> [SET EXERCISE] Could every line of the data be printed exactly as it reads?

Collected data entries
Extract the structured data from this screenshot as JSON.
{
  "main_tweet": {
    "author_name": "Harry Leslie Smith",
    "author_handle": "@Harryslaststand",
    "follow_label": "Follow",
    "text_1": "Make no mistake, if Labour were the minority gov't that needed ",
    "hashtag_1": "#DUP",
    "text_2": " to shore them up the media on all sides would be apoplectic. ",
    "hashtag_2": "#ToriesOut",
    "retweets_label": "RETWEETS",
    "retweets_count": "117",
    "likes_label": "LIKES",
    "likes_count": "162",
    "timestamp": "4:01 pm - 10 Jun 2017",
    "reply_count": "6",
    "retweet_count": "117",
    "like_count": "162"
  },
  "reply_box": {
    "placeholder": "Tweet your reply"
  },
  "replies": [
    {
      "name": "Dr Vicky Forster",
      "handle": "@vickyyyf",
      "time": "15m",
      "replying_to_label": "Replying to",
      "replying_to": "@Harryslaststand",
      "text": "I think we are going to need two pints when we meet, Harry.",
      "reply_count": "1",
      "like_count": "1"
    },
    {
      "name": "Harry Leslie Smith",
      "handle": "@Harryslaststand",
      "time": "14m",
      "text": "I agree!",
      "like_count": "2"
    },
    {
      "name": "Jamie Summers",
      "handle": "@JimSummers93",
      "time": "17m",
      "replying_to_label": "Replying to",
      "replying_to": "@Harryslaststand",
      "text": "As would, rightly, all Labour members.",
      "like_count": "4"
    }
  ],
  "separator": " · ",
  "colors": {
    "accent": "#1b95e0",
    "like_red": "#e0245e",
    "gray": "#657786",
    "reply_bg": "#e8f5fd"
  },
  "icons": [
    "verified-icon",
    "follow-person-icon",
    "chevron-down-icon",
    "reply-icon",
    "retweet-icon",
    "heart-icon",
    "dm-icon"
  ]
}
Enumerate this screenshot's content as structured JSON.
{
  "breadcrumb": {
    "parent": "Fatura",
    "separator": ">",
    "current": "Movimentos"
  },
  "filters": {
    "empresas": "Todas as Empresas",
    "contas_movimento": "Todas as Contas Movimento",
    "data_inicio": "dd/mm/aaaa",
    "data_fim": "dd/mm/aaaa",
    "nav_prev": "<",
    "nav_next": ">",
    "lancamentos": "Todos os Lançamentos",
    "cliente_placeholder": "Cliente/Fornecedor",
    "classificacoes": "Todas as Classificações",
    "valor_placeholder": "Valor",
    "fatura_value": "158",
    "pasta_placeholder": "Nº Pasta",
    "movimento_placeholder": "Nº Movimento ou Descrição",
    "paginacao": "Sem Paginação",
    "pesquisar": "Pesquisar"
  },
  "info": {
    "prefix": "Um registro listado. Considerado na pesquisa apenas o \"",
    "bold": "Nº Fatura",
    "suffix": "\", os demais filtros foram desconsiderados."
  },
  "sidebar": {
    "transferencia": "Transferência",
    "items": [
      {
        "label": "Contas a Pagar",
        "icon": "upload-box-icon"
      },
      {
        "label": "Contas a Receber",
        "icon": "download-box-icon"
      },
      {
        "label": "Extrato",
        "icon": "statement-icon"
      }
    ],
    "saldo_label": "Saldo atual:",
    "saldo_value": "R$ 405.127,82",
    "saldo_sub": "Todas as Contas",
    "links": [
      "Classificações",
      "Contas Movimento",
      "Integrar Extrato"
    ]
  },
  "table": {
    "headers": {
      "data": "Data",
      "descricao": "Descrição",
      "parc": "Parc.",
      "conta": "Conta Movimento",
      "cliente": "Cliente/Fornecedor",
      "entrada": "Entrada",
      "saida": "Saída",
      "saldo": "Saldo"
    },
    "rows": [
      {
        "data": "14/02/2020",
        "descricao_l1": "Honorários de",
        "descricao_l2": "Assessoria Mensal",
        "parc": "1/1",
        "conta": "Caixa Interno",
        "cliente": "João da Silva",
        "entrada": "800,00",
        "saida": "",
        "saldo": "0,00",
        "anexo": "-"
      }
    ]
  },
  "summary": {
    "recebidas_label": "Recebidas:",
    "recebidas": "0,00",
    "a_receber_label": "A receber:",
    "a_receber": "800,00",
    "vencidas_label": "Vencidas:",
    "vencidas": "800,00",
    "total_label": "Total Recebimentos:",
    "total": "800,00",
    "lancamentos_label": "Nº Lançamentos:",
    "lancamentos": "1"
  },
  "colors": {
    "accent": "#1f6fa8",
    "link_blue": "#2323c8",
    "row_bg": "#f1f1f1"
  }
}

> [EXERCISE SOLUTION]
Extract the structured data from this screenshot as JSON.
{
  "main_tweet": {
    "author_name": "Harry Leslie Smith",
    "author_handle": "@Harryslaststand",
    "follow_label": "Follow",
    "text_1": "Make no mistake, if Labour were the minority gov't that needed ",
    "hashtag_1": "#DUP",
    "text_2": " to shore them up the media on all sides would be apoplectic. ",
    "hashtag_2": "#ToriesOut",
    "retweets_label": "RETWEETS",
    "retweets_count": "117",
    "likes_label": "LIKES",
    "likes_count": "162",
    "timestamp": "4:01 pm - 10 Jun 2017",
    "reply_count": "6",
    "retweet_count": "117",
    "like_count": "162"
  },
  "reply_box": {
    "placeholder": "Tweet your reply"
  },
  "replies": [
    {
      "name": "Dr Vicky Forster",
      "handle": "@vickyyyf",
      "time": "15m",
      "replying_to_label": "Replying to",
      "replying_to": "@Harryslaststand",
      "text": "I think we are going to need two pints when we meet, Harry.",
      "reply_count": "1",
      "like_count": "1"
    },
    {
      "name": "Harry Leslie Smith",
      "handle": "@Harryslaststand",
      "time": "14m",
      "text": "I agree!",
      "like_count": "2"
    },
    {
      "name": "Jamie Summers",
      "handle": "@JimSummers93",
      "time": "17m",
      "replying_to_label": "Replying to",
      "replying_to": "@Harryslaststand",
      "text": "As would, rightly, all Labour members.",
      "like_count": "4"
    }
  ],
  "separator": " · ",
  "colors": {
    "accent": "#1b95e0",
    "like_red": "#e0245e",
    "gray": "#657786",
    "reply_bg": "#e8f5fd"
  },
  "icons": [
    "verified-icon",
    "follow-person-icon",
    "chevron-down-icon",
    "reply-icon",
    "retweet-icon",
    "heart-icon",
    "dm-icon"
  ]
}
Enumerate this screenshot's content as structured JSON.
{
  "breadcrumb": {
    "parent": "Fatura",
    "separator": ">",
    "current": "Movimentos"
  },
  "filters": {
    "empresas": "Todas as Empresas",
    "contas_movimento": "Todas as Contas Movimento",
    "data_inicio": "dd/mm/aaaa",
    "data_fim": "dd/mm/aaaa",
    "nav_prev": "<",
    "nav_next": ">",
    "lancamentos": "Todos os Lançamentos",
    "cliente_placeholder": "Cliente/Fornecedor",
    "classificacoes": "Todas as Classificações",
    "valor_placeholder": "Valor",
    "fatura_value": "158",
    "pasta_placeholder": "Nº Pasta",
    "movimento_placeholder": "Nº Movimento ou Descrição",
    "paginacao": "Sem Paginação",
    "pesquisar": "Pesquisar"
  },
  "info": {
    "prefix": "Um registro listado. Considerado na pesquisa apenas o \"",
    "bold": "Nº Fatura",
    "suffix": "\", os demais filtros foram desconsiderados."
  },
  "sidebar": {
    "transferencia": "Transferência",
    "items": [
      {
        "label": "Contas a Pagar",
        "icon": "upload-box-icon"
      },
      {
        "label": "Contas a Receber",
        "icon": "download-box-icon"
      },
      {
        "label": "Extrato",
        "icon": "statement-icon"
      }
    ],
    "saldo_label": "Saldo atual:",
    "saldo_value": "R$ 405.127,82",
    "saldo_sub": "Todas as Contas",
    "links": [
      "Classificações",
      "Contas Movimento",
      "Integrar Extrato"
    ]
  },
  "table": {
    "headers": {
      "data": "Data",
      "descricao": "Descrição",
      "parc": "Parc.",
      "conta": "Conta Movimento",
      "cliente": "Cliente/Fornecedor",
      "entrada": "Entrada",
      "saida": "Saída",
      "saldo": "Saldo"
    },
    "rows": [
      {
        "data": "14/02/2020",
        "descricao_l1": "Honorários de",
        "descricao_l2": "Assessoria Mensal",
        "parc": "1/1",
        "conta": "Caixa Interno",
        "cliente": "João da Silva",
        "entrada": "800,00",
        "saida": "",
        "saldo": "0,00",
        "anexo": "-"
      }
    ]
  },
  "summary": {
    "recebidas_label": "Recebidas:",
    "recebidas": "0,00",
    "a_receber_label": "A receber:",
    "a_receber": "800,00",
    "vencidas_label": "Vencidas:",
    "vencidas": "800,00",
    "total_label": "Total Recebimentos:",
    "total": "800,00",
    "lancamentos_label": "Nº Lançamentos:",
    "lancamentos": "1"
  },
  "colors": {
    "accent": "#1f6fa8",
    "link_blue": "#2323c8",
    "row_bg": "#f1f1f1"
  }
}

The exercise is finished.